Aim ▸ Transcribe all records exactly.

## Begin Records for the task

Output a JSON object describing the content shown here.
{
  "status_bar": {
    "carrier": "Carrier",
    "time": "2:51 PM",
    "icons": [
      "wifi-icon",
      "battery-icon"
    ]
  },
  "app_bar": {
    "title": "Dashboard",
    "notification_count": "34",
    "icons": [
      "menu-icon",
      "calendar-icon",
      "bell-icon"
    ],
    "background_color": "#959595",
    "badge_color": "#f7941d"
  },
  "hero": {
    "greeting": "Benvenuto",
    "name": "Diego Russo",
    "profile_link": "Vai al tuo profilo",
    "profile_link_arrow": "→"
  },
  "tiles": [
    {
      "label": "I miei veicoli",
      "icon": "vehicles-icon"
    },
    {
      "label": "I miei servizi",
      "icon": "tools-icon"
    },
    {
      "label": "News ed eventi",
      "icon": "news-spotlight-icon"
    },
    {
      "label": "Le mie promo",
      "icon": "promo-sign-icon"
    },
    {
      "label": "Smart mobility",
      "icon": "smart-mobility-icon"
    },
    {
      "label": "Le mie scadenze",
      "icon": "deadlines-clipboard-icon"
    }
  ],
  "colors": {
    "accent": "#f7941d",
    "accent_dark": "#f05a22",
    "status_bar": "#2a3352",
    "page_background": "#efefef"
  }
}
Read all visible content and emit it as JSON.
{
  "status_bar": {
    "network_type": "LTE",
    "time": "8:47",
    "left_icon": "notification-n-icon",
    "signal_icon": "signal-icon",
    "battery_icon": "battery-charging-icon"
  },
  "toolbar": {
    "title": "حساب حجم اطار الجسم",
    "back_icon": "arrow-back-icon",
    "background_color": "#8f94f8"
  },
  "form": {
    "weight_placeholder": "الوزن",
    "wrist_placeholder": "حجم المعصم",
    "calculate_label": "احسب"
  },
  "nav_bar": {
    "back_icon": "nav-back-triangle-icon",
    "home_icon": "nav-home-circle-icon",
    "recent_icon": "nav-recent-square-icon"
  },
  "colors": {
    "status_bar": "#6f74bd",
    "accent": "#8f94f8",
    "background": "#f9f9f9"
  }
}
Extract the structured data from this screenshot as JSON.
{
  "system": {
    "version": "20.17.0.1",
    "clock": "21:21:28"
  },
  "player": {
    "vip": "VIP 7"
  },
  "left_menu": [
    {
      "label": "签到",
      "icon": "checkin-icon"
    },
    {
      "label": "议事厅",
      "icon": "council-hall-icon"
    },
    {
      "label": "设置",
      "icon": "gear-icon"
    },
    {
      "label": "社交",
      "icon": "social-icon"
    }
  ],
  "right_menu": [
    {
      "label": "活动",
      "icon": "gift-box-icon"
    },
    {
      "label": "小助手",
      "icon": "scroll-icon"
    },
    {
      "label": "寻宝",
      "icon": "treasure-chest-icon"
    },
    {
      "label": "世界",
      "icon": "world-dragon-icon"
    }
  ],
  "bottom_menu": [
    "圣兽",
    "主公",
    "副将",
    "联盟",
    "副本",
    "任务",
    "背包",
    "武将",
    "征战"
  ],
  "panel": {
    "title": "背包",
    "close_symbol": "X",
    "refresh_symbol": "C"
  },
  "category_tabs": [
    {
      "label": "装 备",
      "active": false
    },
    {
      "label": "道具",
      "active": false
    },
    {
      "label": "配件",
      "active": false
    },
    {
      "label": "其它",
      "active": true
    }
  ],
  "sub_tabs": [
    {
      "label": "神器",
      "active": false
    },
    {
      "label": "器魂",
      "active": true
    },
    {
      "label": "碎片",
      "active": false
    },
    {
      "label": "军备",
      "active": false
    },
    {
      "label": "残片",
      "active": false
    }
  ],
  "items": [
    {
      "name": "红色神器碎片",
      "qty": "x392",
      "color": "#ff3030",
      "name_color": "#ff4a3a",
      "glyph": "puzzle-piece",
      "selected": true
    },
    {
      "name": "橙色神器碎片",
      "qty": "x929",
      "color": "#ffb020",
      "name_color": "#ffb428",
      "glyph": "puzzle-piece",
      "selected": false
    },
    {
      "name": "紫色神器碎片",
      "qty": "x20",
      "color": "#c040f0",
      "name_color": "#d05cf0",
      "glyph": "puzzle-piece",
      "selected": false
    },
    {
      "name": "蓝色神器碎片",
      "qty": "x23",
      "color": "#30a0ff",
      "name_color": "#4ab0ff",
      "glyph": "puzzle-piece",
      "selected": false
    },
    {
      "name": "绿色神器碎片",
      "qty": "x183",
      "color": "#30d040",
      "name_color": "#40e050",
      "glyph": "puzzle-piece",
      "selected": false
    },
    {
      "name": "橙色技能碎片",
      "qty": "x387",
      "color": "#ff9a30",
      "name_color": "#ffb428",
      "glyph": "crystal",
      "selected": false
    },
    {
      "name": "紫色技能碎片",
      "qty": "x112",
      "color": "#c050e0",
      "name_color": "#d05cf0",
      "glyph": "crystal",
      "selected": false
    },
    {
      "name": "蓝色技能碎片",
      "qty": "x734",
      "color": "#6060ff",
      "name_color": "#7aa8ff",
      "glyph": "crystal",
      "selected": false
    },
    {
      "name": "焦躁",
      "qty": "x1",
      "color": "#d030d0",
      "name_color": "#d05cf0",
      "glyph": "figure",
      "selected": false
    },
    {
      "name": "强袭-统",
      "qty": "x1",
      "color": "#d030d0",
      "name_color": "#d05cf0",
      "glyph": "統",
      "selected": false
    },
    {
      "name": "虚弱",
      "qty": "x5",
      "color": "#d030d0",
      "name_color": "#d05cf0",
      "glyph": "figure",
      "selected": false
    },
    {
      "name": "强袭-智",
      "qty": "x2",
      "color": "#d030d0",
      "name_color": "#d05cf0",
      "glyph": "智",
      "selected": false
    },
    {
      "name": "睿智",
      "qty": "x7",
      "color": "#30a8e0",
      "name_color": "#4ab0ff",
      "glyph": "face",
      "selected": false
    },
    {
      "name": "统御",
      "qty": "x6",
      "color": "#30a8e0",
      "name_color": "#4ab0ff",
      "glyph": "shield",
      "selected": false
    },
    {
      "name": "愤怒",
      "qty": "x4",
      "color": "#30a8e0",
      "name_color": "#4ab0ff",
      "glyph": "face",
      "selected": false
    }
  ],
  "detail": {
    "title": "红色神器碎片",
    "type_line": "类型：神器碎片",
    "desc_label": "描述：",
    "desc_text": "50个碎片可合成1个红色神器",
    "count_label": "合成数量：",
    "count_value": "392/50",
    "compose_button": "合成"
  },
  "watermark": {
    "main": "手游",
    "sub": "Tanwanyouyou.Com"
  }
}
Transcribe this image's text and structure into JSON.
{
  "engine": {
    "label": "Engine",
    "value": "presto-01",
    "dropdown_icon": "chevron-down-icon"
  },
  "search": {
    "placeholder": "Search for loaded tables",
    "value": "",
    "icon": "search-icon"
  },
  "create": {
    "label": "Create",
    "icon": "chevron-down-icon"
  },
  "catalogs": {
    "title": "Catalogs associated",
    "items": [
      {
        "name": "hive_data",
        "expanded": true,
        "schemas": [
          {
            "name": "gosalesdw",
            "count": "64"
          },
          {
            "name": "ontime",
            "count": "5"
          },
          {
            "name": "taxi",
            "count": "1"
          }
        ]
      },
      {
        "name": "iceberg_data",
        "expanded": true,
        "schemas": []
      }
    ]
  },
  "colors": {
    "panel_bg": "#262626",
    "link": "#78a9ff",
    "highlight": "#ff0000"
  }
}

## End Records for the task

Answer for this exercise ▸
Output a JSON object describing the content shown here.
{
  "status_bar": {
    "carrier": "Carrier",
    "time": "2:51 PM",
    "icons": [
      "wifi-icon",
      "battery-icon"
    ]
  },
  "app_bar": {
    "title": "Dashboard",
    "notification_count": "34",
    "icons": [
      "menu-icon",
      "calendar-icon",
      "bell-icon"
    ],
    "background_color": "#959595",
    "badge_color": "#f7941d"
  },
  "hero": {
    "greeting": "Benvenuto",
    "name": "Diego Russo",
    "profile_link": "Vai al tuo profilo",
    "profile_link_arrow": "→"
  },
  "tiles": [
    {
      "label": "I miei veicoli",
      "icon": "vehicles-icon"
    },
    {
      "label": "I miei servizi",
      "icon": "tools-icon"
    },
    {
      "label": "News ed eventi",
      "icon": "news-spotlight-icon"
    },
    {
      "label": "Le mie promo",
      "icon": "promo-sign-icon"
    },
    {
      "label": "Smart mobility",
      "icon": "smart-mobility-icon"
    },
    {
      "label": "Le mie scadenze",
      "icon": "deadlines-clipboard-icon"
    }
  ],
  "colors": {
    "accent": "#f7941d",
    "accent_dark": "#f05a22",
    "status_bar": "#2a3352",
    "page_background": "#efefef"
  }
}
Read all visible content and emit it as JSON.
{
  "status_bar": {
    "network_type": "LTE",
    "time": "8:47",
    "left_icon": "notification-n-icon",
    "signal_icon": "signal-icon",
    "battery_icon": "battery-charging-icon"
  },
  "toolbar": {
    "title": "حساب حجم اطار الجسم",
    "back_icon": "arrow-back-icon",
    "background_color": "#8f94f8"
  },
  "form": {
    "weight_placeholder": "الوزن",
    "wrist_placeholder": "حجم المعصم",
    "calculate_label": "احسب"
  },
  "nav_bar": {
    "back_icon": "nav-back-triangle-icon",
    "home_icon": "nav-home-circle-icon",
    "recent_icon": "nav-recent-square-icon"
  },
  "colors": {
    "status_bar": "#6f74bd",
    "accent": "#8f94f8",
    "background": "#f9f9f9"
  }
}
Extract the structured data from this screenshot as JSON.
{
  "system": {
    "version": "20.17.0.1",
    "clock": "21:21:28"
  },
  "player": {
    "vip": "VIP 7"
  },
  "left_menu": [
    {
      "label": "签到",
      "icon": "checkin-icon"
    },
    {
      "label": "议事厅",
      "icon": "council-hall-icon"
    },
    {
      "label": "设置",
      "icon": "gear-icon"
    },
    {
      "label": "社交",
      "icon": "social-icon"
    }
  ],
  "right_menu": [
    {
      "label": "活动",
      "icon": "gift-box-icon"
    },
    {
      "label": "小助手",
      "icon": "scroll-icon"
    },
    {
      "label": "寻宝",
      "icon": "treasure-chest-icon"
    },
    {
      "label": "世界",
      "icon": "world-dragon-icon"
    }
  ],
  "bottom_menu": [
    "圣兽",
    "主公",
    "副将",
    "联盟",
    "副本",
    "任务",
    "背包",
    "武将",
    "征战"
  ],
  "panel": {
    "title": "背包",
    "close_symbol": "X",
    "refresh_symbol": "C"
  },
  "category_tabs": [
    {
      "label": "装 备",
      "active": false
    },
    {
      "label": "道具",
      "active": false
    },
    {
      "label": "配件",
      "active": false
    },
    {
      "label": "其它",
      "active": true
    }
  ],
  "sub_tabs": [
    {
      "label": "神器",
      "active": false
    },
    {
      "label": "器魂",
      "active": true
    },
    {
      "label": "碎片",
      "active": false
    },
    {
      "label": "军备",
      "active": false
    },
    {
      "label": "残片",
      "active": false
    }
  ],
  "items": [
    {
      "name": "红色神器碎片",
      "qty": "x392",
      "color": "#ff3030",
      "name_color": "#ff4a3a",
      "glyph": "puzzle-piece",
      "selected": true
    },
    {
      "name": "橙色神器碎片",
      "qty": "x929",
      "color": "#ffb020",
      "name_color": "#ffb428",
      "glyph": "puzzle-piece",
      "selected": false
    },
    {
      "name": "紫色神器碎片",
      "qty": "x20",
      "color": "#c040f0",
      "name_color": "#d05cf0",
      "glyph": "puzzle-piece",
      "selected": false
    },
    {
      "name": "蓝色神器碎片",
      "qty": "x23",
      "color": "#30a0ff",
      "name_color": "#4ab0ff",
      "glyph": "puzzle-piece",
      "selected": false
    },
    {
      "name": "绿色神器碎片",
      "qty": "x183",
      "color": "#30d040",
      "name_color": "#40e050",
      "glyph": "puzzle-piece",
      "selected": false
    },
    {
      "name": "橙色技能碎片",
      "qty": "x387",
      "color": "#ff9a30",
      "name_color": "#ffb428",
      "glyph": "crystal",
      "selected": false
    },
    {
      "name": "紫色技能碎片",
      "qty": "x112",
      "color": "#c050e0",
      "name_color": "#d05cf0",
      "glyph": "crystal",
      "selected": false
    },
    {
      "name": "蓝色技能碎片",
      "qty": "x734",
      "color": "#6060ff",
      "name_color": "#7aa8ff",
      "glyph": "crystal",
      "selected": false
    },
    {
      "name": "焦躁",
      "qty": "x1",
      "color": "#d030d0",
      "name_color": "#d05cf0",
      "glyph": "figure",
      "selected": false
    },
    {
      "name": "强袭-统",
      "qty": "x1",
      "color": "#d030d0",
      "name_color": "#d05cf0",
      "glyph": "統",
      "selected": false
    },
    {
      "name": "虚弱",
      "qty": "x5",
      "color": "#d030d0",
      "name_color": "#d05cf0",
      "glyph": "figure",
      "selected": false
    },
    {
      "name": "强袭-智",
      "qty": "x2",
      "color": "#d030d0",
      "name_color": "#d05cf0",
      "glyph": "智",
      "selected": false
    },
    {
      "name": "睿智",
      "qty": "x7",
      "color": "#30a8e0",
      "name_color": "#4ab0ff",
      "glyph": "face",
      "selected": false
    },
    {
      "name": "统御",
      "qty": "x6",
      "color": "#30a8e0",
      "name_color": "#4ab0ff",
      "glyph": "shield",
      "selected": false
    },
    {
      "name": "愤怒",
      "qty": "x4",
      "color": "#30a8e0",
      "name_color": "#4ab0ff",
      "glyph": "face",
      "selected": false
    }
  ],
  "detail": {
    "title": "红色神器碎片",
    "type_line": "类型：神器碎片",
    "desc_label": "描述：",
    "desc_text": "50个碎片可合成1个红色神器",
    "count_label": "合成数量：",
    "count_value": "392/50",
    "compose_button": "合成"
  },
  "watermark": {
    "main": "手游",
    "sub": "Tanwanyouyou.Com"
  }
}
Transcribe this image's text and structure into JSON.
{
  "engine": {
    "label": "Engine",
    "value": "presto-01",
    "dropdown_icon": "chevron-down-icon"
  },
  "search": {
    "placeholder": "Search for loaded tables",
    "value": "",
    "icon": "search-icon"
  },
  "create": {
    "label": "Create",
    "icon": "chevron-down-icon"
  },
  "catalogs": {
    "title": "Catalogs associated",
    "items": [
      {
        "name": "hive_data",
        "expanded": true,
        "schemas": [
          {
            "name": "gosalesdw",
            "count": "64"
          },
          {
            "name": "ontime",
            "count": "5"
          },
          {
            "name": "taxi",
            "count": "1"
          }
        ]
      },
      {
        "name": "iceberg_data",
        "expanded": true,
        "schemas": []
      }
    ]
  },
  "colors": {
    "panel_bg": "#262626",
    "link": "#78a9ff",
    "highlight": "#ff0000"
  }
}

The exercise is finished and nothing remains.